═══ MATERIAL FOR THE TASK ═══

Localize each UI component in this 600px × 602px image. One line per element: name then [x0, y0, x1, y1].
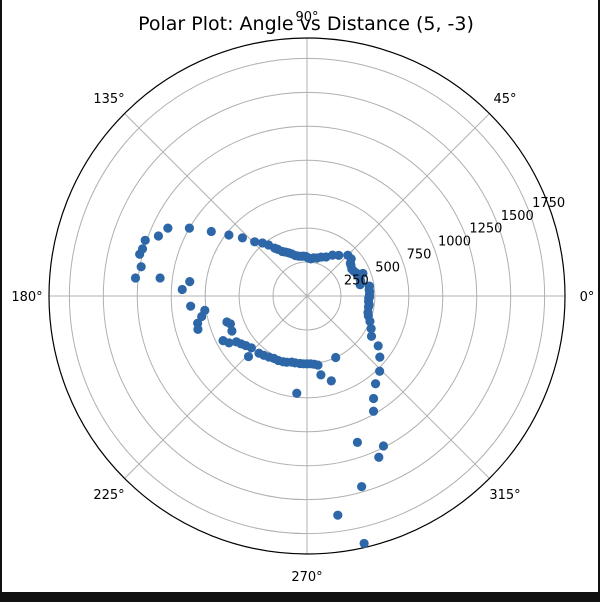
- data-point: [378, 441, 389, 451]
- data-point: [135, 249, 145, 259]
- data-point: [136, 262, 146, 272]
- data-point: [373, 341, 383, 351]
- angle-tick-label: 180°: [11, 290, 42, 305]
- radial-tick-label: 500: [375, 261, 400, 276]
- angle-tick-label: 315°: [489, 488, 520, 503]
- chart-title: Polar Plot: Angle vs Distance (5, -3): [138, 13, 474, 35]
- data-point: [375, 352, 385, 362]
- angular-gridline-135: [124, 113, 308, 297]
- scatter-points: [130, 223, 389, 549]
- data-point: [357, 481, 367, 492]
- angle-tick-label: 270°: [291, 570, 322, 585]
- radial-tick-label: 1750: [532, 196, 565, 211]
- radial-tick-label: 250: [344, 274, 369, 289]
- data-point: [313, 360, 323, 370]
- angle-tick-label: 225°: [93, 488, 124, 503]
- data-point: [370, 379, 381, 389]
- data-point: [184, 223, 195, 233]
- angle-tick-label: 0°: [580, 290, 595, 305]
- data-point: [343, 250, 353, 260]
- tick-labels: 0° 45° 90° 135° 180° 225° 270° 315° 250 500 750 100…: [11, 10, 594, 585]
- data-point: [352, 437, 362, 447]
- data-point: [186, 301, 196, 311]
- polar-spine: [48, 37, 566, 555]
- left-border: [0, 0, 2, 602]
- angle-tick-label: 90°: [295, 10, 318, 25]
- data-point: [331, 352, 341, 363]
- angular-gridline-45: [306, 113, 490, 297]
- radial-tick-label: 1000: [438, 235, 471, 250]
- data-point: [206, 226, 216, 237]
- data-point: [243, 351, 254, 362]
- bottom-border: [0, 592, 600, 602]
- data-point: [155, 273, 165, 283]
- data-point: [225, 319, 236, 329]
- data-point: [130, 273, 141, 283]
- data-point: [193, 324, 203, 334]
- data-point: [237, 233, 248, 243]
- data-point: [333, 510, 343, 520]
- data-point: [316, 370, 326, 380]
- data-point: [257, 238, 268, 248]
- data-point: [374, 452, 384, 462]
- angular-gridline-315: [306, 295, 490, 479]
- radial-tick-label: 1500: [501, 209, 534, 224]
- data-point: [224, 338, 234, 348]
- angle-tick-label: 45°: [493, 92, 516, 107]
- data-point: [292, 388, 302, 398]
- data-point: [375, 366, 385, 376]
- radial-tick-label: 1250: [469, 222, 502, 237]
- data-point: [368, 393, 379, 404]
- data-point: [185, 277, 195, 287]
- right-border: [598, 0, 600, 602]
- data-point: [246, 343, 256, 353]
- data-point: [197, 311, 207, 322]
- data-point: [326, 376, 336, 386]
- data-point: [177, 284, 187, 295]
- data-point: [227, 326, 237, 336]
- data-point: [359, 538, 369, 549]
- angle-tick-label: 135°: [93, 92, 124, 107]
- radial-tick-label: 750: [407, 248, 432, 263]
- data-point: [364, 281, 374, 291]
- data-point: [140, 235, 150, 245]
- data-point: [366, 331, 377, 341]
- data-point: [153, 231, 164, 241]
- data-point: [368, 406, 379, 416]
- data-point: [163, 223, 173, 233]
- data-point: [250, 237, 260, 247]
- data-point: [366, 324, 376, 334]
- angular-gridline-225: [124, 295, 308, 479]
- grid-layer: [48, 37, 566, 555]
- data-point: [224, 230, 234, 240]
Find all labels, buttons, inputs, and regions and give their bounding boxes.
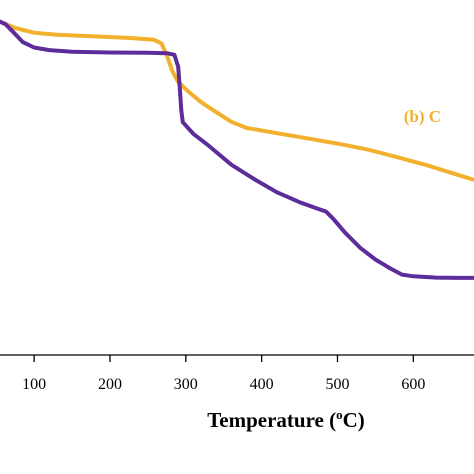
- x-tick-label-200: 200: [98, 376, 122, 393]
- x-tick-label-600: 600: [401, 376, 425, 393]
- x-tick-label-500: 500: [325, 376, 349, 393]
- series-annotation-1: (b) C: [404, 107, 441, 126]
- x-axis-title-pre: Temperature (: [207, 408, 336, 432]
- series-line-2: [0, 19, 474, 280]
- series-line-1: [0, 19, 474, 182]
- x-axis-title-sup: o: [336, 407, 343, 422]
- axes-layer: 100 200 300 400 500 600: [0, 354, 474, 393]
- x-tick-label-400: 400: [250, 376, 274, 393]
- series-layer: [0, 19, 474, 280]
- x-axis-title-post: C): [343, 408, 365, 432]
- x-tick-label-100: 100: [22, 376, 46, 393]
- x-tick-label-300: 300: [174, 376, 198, 393]
- label-layer: Temperature (oC) (b) C: [207, 107, 441, 432]
- x-axis-title: Temperature (oC): [207, 407, 365, 432]
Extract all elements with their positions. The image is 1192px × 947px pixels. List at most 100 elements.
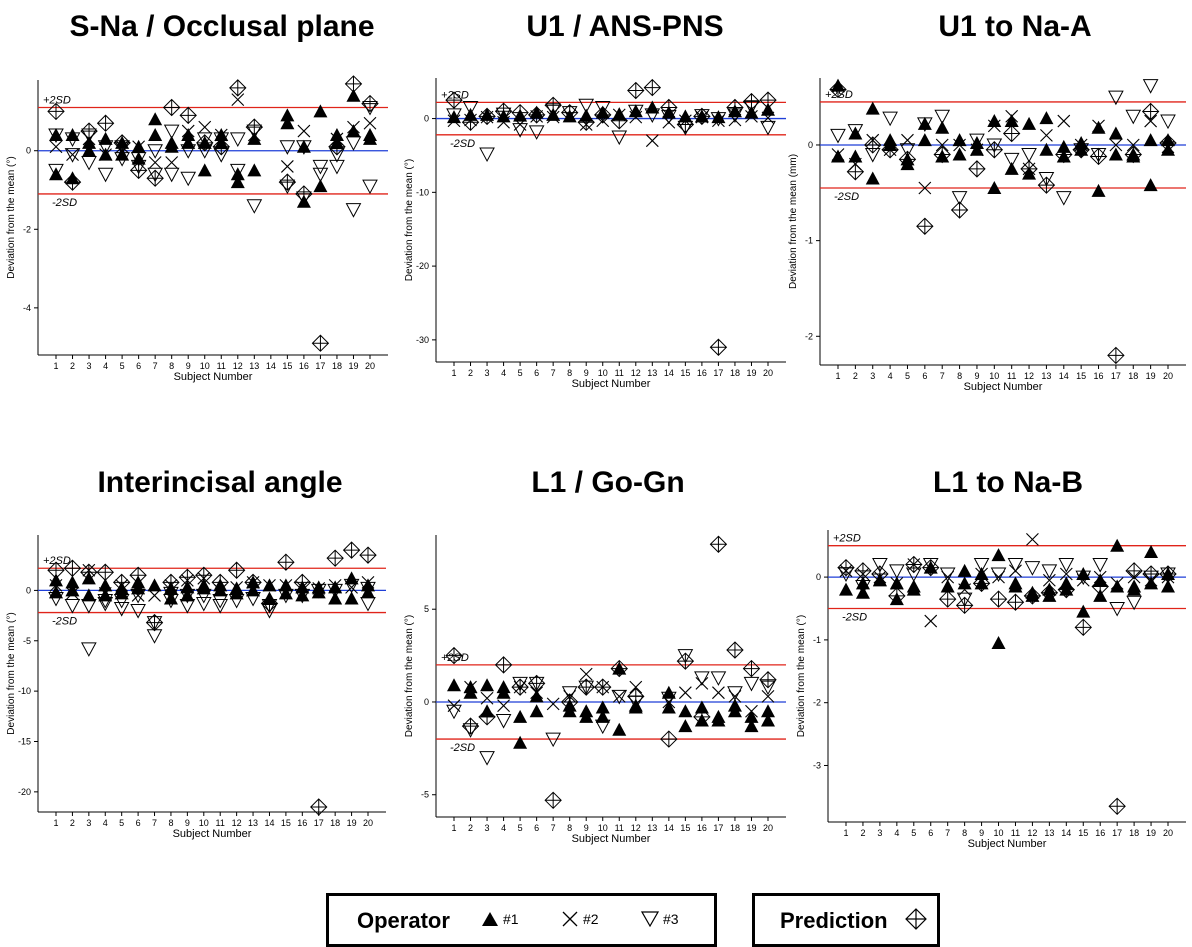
prediction-point (829, 80, 847, 99)
operator-2-point (712, 114, 725, 128)
prediction-point (1141, 102, 1160, 121)
operator-3-point (694, 671, 710, 686)
operator-3-point (147, 144, 163, 159)
prediction-point (594, 678, 612, 696)
operator-2-point (181, 124, 195, 138)
operator-1-point (1004, 114, 1019, 128)
x-tick-label: 17 (713, 823, 723, 833)
x-axis-label: Subject Number (174, 371, 253, 383)
operator-1-point (1008, 579, 1023, 593)
operator-3-point (345, 136, 362, 151)
x-tick-label: 8 (169, 361, 174, 371)
x-tick-label: 18 (332, 361, 342, 371)
operator-2-point (1042, 573, 1056, 587)
prediction-point (63, 173, 82, 191)
prediction-point (1142, 565, 1160, 583)
prediction-point (1089, 147, 1108, 166)
operator-3-point (1003, 152, 1020, 168)
operator-2-point (230, 580, 244, 594)
prediction-point (837, 558, 855, 577)
x-tick-label: 13 (249, 361, 259, 371)
y-tick-label: -20 (416, 261, 429, 271)
prediction-point (1002, 124, 1021, 143)
x-tick-label: 6 (922, 371, 927, 381)
chart-panel-6: L1 to Na-B+2SD-2SD-3-2-101 2 3 4 5 6 7 8 9 10 11 12… (796, 466, 1186, 850)
operator-3-point (973, 558, 990, 573)
operator-3-point (710, 112, 727, 127)
operator-3-point (578, 98, 595, 114)
operator-1-point (645, 100, 660, 114)
operator-3-point (362, 179, 378, 195)
x-tick-label: 18 (730, 368, 740, 378)
operator-3-point (561, 686, 578, 701)
prediction-point (461, 717, 480, 735)
operator-3-point (479, 147, 495, 163)
operator-1-point (957, 563, 972, 577)
prediction-point (113, 134, 131, 152)
operator-1-point (463, 685, 478, 699)
x-tick-label: 20 (1163, 371, 1173, 381)
operator-2-point (198, 120, 212, 134)
operator-3-point (97, 140, 114, 155)
operator-2-point (1109, 138, 1123, 152)
prediction-point (888, 587, 906, 605)
prediction-point (96, 563, 114, 581)
prediction-point (1091, 577, 1109, 596)
prediction-point (244, 573, 262, 592)
prediction-point (660, 730, 678, 748)
operator-3-point (1142, 79, 1159, 94)
y-tick-label: -30 (416, 335, 429, 345)
operator-3-point (1125, 109, 1142, 125)
x-tick-label: 19 (1146, 828, 1156, 838)
operator-3-point (627, 104, 644, 120)
y-tick-label: 0 (26, 585, 31, 595)
operator-1-point (917, 133, 932, 147)
operator-2-point (745, 109, 758, 123)
operator-3-point (212, 599, 229, 614)
operator-1-point (831, 149, 845, 163)
prediction-point (47, 561, 65, 579)
operator-3-point (1108, 90, 1124, 106)
prediction-point (445, 646, 463, 665)
operator-3-point (114, 152, 130, 167)
operator-1-point (230, 167, 245, 181)
x-tick-label: 11 (216, 818, 225, 828)
operator-3-point (195, 588, 212, 604)
operator-1-point (678, 719, 693, 733)
prediction-point (96, 114, 115, 132)
prediction-point (145, 613, 164, 632)
prediction-point (212, 138, 230, 156)
operator-3-point (64, 599, 81, 614)
filled-triangle-icon (482, 912, 498, 926)
prediction-point (245, 118, 264, 136)
operator-3-point (1024, 561, 1041, 576)
prediction-point (610, 112, 628, 130)
operator-1-point (761, 102, 775, 116)
operator-1-point (1039, 142, 1054, 156)
operator-1-point (1161, 579, 1175, 593)
operator-3-point (278, 588, 294, 604)
x-tick-label: 7 (940, 371, 945, 381)
x-tick-label: 10 (199, 818, 209, 828)
operator-2-point (662, 115, 676, 129)
operator-3-point (1055, 191, 1072, 206)
x-tick-label: 3 (87, 361, 92, 371)
y-axis-label: Deviation from the mean (°) (6, 612, 17, 734)
operator-1-point (81, 588, 96, 602)
x-tick-label: 1 (451, 368, 456, 378)
prediction-point (1006, 593, 1025, 611)
operator-2-point (148, 156, 162, 169)
y-axis-label: Deviation from the mean (°) (404, 159, 415, 281)
x-tick-label: 8 (168, 818, 173, 828)
x-tick-label: 19 (746, 823, 756, 833)
y-tick-label: -2 (23, 224, 31, 234)
operator-3-point (179, 588, 196, 604)
operator-2-point (480, 691, 494, 705)
operator-3-point (710, 671, 727, 686)
operator-1-point (661, 700, 676, 714)
operator-1-point (1108, 147, 1123, 161)
x-tick-label: 7 (945, 828, 950, 838)
operator-2-point (953, 138, 966, 152)
chart-title: S-Na / Occlusal plane (69, 10, 374, 43)
operator-2-point (530, 686, 544, 700)
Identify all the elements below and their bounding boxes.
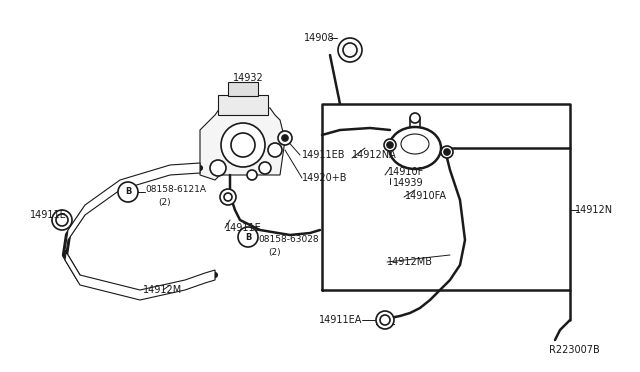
Circle shape <box>210 160 226 176</box>
Text: B: B <box>245 232 251 241</box>
Circle shape <box>231 133 255 157</box>
Circle shape <box>384 139 396 151</box>
Ellipse shape <box>401 134 429 154</box>
Text: 14912M: 14912M <box>143 285 182 295</box>
Circle shape <box>441 146 453 158</box>
Circle shape <box>268 143 282 157</box>
Circle shape <box>259 162 271 174</box>
Circle shape <box>220 189 236 205</box>
Circle shape <box>224 193 232 201</box>
Text: 14932: 14932 <box>232 73 264 83</box>
Text: 14908: 14908 <box>305 33 335 43</box>
Circle shape <box>338 38 362 62</box>
Circle shape <box>380 315 390 325</box>
Text: 14912N: 14912N <box>575 205 613 215</box>
Bar <box>228 82 258 96</box>
Circle shape <box>247 170 257 180</box>
Circle shape <box>387 142 393 148</box>
Circle shape <box>282 135 288 141</box>
Bar <box>218 95 268 115</box>
Ellipse shape <box>389 127 441 169</box>
Circle shape <box>52 210 72 230</box>
Text: 14911E: 14911E <box>30 210 67 220</box>
Text: 08158-63028: 08158-63028 <box>258 235 319 244</box>
Text: (2): (2) <box>268 247 280 257</box>
Text: 14912NA: 14912NA <box>352 150 397 160</box>
Text: 14911EB: 14911EB <box>302 150 346 160</box>
Circle shape <box>221 123 265 167</box>
Text: 14912MB: 14912MB <box>387 257 433 267</box>
Circle shape <box>238 227 258 247</box>
Text: B: B <box>125 187 131 196</box>
Circle shape <box>278 131 292 145</box>
Circle shape <box>118 182 138 202</box>
Text: 14911EA: 14911EA <box>319 315 362 325</box>
Circle shape <box>444 149 450 155</box>
Text: 08158-6121A: 08158-6121A <box>145 186 206 195</box>
Text: 14910FA: 14910FA <box>405 191 447 201</box>
Text: 14911E: 14911E <box>225 223 262 233</box>
Polygon shape <box>65 163 215 300</box>
Polygon shape <box>200 108 285 180</box>
Circle shape <box>343 43 357 57</box>
Circle shape <box>56 214 68 226</box>
Text: R223007B: R223007B <box>549 345 600 355</box>
Text: 14910F: 14910F <box>388 167 424 177</box>
Text: 14939: 14939 <box>393 178 424 188</box>
Text: 14920+B: 14920+B <box>302 173 348 183</box>
Text: (2): (2) <box>158 198 171 206</box>
Circle shape <box>376 311 394 329</box>
Circle shape <box>410 113 420 123</box>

═══

YOUR GOAL
Duplicate the lines of the material between the line containing "- data-point: [378, 441, 389, 451]" and the line containing "- angle-tick-label: 45°: [493, 92, 516, 107]", inclusive.

RESPONSE TO THE EXERCISE
- data-point: [378, 441, 389, 451]
- data-point: [135, 249, 145, 259]
- data-point: [136, 262, 146, 272]
- data-point: [373, 341, 383, 351]
- angle-tick-label: 180°: [11, 290, 42, 305]
- radial-tick-label: 500: [375, 261, 400, 276]
- angle-tick-label: 315°: [489, 488, 520, 503]
- chart-title: Polar Plot: Angle vs Distance (5, -3): [138, 13, 474, 35]
- data-point: [375, 352, 385, 362]
- angular-gridline-135: [124, 113, 308, 297]
- scatter-points: [130, 223, 389, 549]
- data-point: [357, 481, 367, 492]
- angle-tick-label: 270°: [291, 570, 322, 585]
- radial-tick-label: 1750: [532, 196, 565, 211]
- radial-tick-label: 250: [344, 274, 369, 289]
- data-point: [313, 360, 323, 370]
- angle-tick-label: 225°: [93, 488, 124, 503]
- data-point: [370, 379, 381, 389]
- data-point: [184, 223, 195, 233]
- angle-tick-label: 0°: [580, 290, 595, 305]
- data-point: [343, 250, 353, 260]
- tick-labels: 0° 45° 90° 135° 180° 225° 270° 315° 250 500 750 100…: [11, 10, 594, 585]
- data-point: [352, 437, 362, 447]
- data-point: [186, 301, 196, 311]
- polar-spine: [48, 37, 566, 555]
- left-border: [0, 0, 2, 602]
- angle-tick-label: 90°: [295, 10, 318, 25]
- data-point: [331, 352, 341, 363]
- angular-gridline-45: [306, 113, 490, 297]
- radial-tick-label: 1000: [438, 235, 471, 250]
- data-point: [206, 226, 216, 237]
- data-point: [243, 351, 254, 362]
- bottom-border: [0, 592, 600, 602]
- data-point: [155, 273, 165, 283]
- data-point: [225, 319, 236, 329]
- data-point: [130, 273, 141, 283]
- data-point: [193, 324, 203, 334]
- data-point: [237, 233, 248, 243]
- data-point: [333, 510, 343, 520]
- data-point: [316, 370, 326, 380]
- data-point: [257, 238, 268, 248]
- data-point: [374, 452, 384, 462]
- angular-gridline-315: [306, 295, 490, 479]
- radial-tick-label: 1500: [501, 209, 534, 224]
- data-point: [224, 338, 234, 348]
- angle-tick-label: 45°: [493, 92, 516, 107]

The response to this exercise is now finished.